**What you have to do:** Collect each line of the records containing the string "document".

(Records from a dataset)
++++
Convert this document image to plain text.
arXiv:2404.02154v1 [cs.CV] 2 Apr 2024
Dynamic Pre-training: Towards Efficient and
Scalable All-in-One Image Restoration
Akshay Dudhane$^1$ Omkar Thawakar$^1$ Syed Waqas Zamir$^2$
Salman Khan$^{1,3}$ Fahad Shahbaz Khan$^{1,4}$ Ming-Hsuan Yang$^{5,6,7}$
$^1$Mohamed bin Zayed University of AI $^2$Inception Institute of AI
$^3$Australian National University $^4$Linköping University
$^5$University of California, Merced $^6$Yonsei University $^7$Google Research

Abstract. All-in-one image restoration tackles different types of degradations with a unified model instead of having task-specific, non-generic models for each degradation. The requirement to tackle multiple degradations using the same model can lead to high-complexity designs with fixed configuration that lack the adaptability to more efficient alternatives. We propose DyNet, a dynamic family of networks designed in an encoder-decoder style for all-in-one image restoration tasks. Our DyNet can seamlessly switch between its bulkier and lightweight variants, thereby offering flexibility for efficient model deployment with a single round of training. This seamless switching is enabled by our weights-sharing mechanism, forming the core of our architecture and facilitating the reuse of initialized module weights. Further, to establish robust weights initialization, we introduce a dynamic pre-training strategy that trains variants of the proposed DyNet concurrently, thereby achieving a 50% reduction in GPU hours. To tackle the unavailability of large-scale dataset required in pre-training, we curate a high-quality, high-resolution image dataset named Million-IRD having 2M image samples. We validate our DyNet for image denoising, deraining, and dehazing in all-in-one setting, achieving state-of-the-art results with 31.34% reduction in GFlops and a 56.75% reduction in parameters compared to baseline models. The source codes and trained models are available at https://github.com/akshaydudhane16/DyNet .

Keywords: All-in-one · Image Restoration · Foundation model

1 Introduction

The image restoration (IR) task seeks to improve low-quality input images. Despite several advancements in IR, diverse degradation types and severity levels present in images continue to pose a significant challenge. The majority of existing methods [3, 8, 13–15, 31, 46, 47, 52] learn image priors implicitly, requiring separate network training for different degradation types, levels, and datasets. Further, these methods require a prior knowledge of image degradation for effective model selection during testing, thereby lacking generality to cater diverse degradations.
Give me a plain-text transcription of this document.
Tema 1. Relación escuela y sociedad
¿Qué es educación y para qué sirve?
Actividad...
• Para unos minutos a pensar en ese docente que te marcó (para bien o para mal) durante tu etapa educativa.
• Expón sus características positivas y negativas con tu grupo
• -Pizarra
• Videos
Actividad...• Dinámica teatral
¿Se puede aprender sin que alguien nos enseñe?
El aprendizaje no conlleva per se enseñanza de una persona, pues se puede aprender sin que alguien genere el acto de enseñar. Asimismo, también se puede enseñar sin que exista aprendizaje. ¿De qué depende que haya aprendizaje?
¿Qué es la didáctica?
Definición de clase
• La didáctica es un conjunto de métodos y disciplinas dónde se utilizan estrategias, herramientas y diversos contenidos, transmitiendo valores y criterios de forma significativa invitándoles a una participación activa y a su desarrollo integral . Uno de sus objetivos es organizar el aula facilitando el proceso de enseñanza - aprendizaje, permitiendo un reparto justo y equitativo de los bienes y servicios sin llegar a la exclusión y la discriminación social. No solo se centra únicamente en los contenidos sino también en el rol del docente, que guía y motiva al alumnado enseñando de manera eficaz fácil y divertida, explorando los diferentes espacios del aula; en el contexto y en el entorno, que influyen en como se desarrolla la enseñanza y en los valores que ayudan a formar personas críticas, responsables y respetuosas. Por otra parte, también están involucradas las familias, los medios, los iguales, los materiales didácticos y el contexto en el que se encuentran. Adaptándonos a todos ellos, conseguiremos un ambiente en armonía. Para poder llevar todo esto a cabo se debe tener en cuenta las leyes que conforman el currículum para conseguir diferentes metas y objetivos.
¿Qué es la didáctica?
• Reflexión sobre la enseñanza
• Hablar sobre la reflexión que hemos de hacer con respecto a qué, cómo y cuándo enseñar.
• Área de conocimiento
++++
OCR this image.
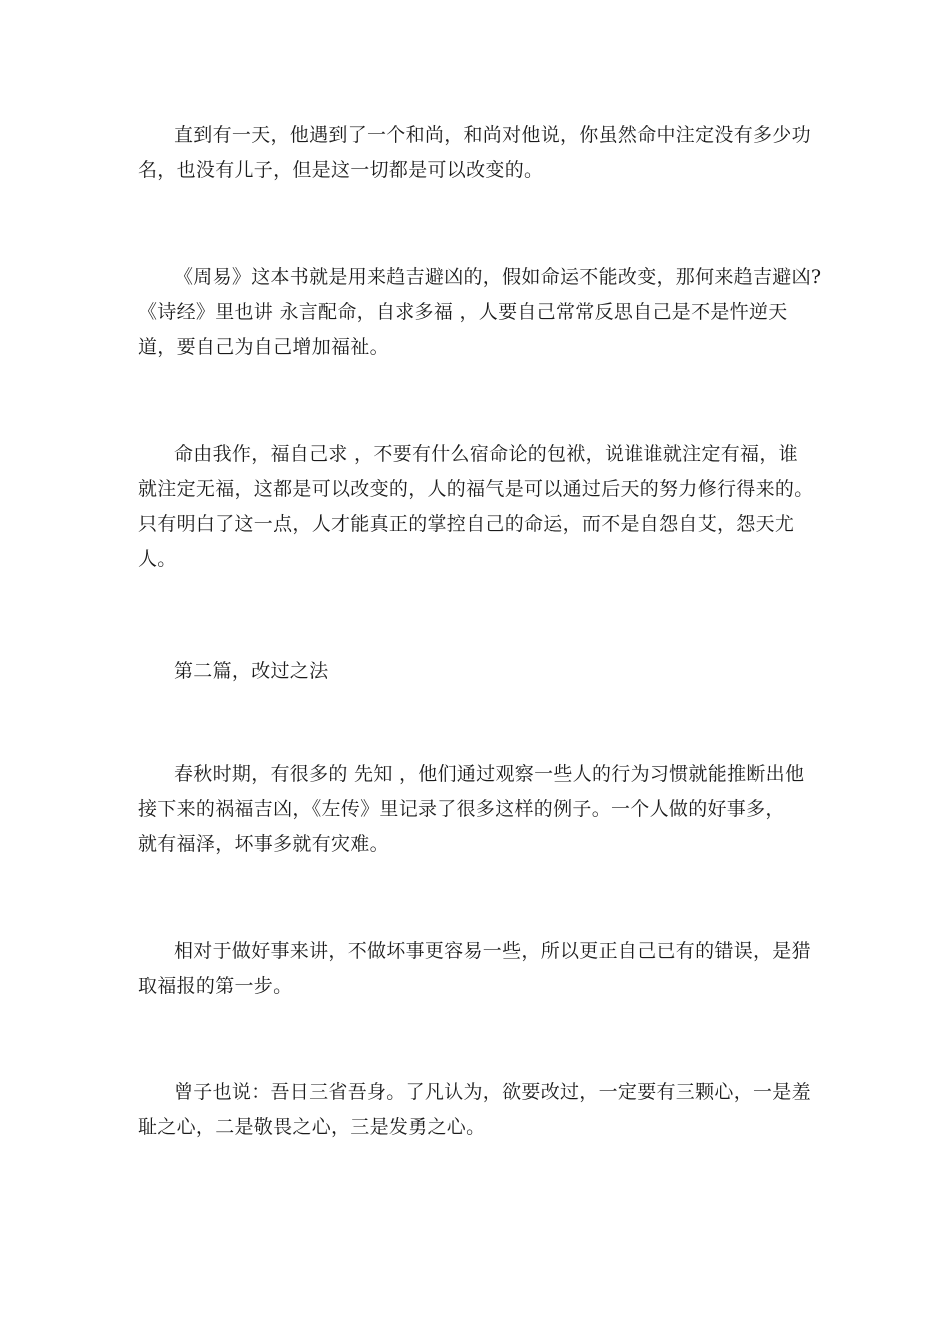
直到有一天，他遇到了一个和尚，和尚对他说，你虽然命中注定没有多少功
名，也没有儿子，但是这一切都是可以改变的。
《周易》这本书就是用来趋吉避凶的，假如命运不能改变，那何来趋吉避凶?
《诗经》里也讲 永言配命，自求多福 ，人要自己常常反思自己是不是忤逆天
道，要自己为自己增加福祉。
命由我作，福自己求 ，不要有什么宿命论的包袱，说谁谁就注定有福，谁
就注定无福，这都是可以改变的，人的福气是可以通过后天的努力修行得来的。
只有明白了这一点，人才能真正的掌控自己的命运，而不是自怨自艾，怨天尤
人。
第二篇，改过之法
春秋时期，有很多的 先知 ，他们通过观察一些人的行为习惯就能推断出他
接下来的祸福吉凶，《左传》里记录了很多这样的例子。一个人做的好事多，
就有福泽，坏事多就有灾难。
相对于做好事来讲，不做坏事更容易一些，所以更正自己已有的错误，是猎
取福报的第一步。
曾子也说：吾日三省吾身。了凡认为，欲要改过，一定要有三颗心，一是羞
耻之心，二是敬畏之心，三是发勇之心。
++++
**Exercise response:**
Convert this document image to plain text.
Give me a plain-text transcription of this document.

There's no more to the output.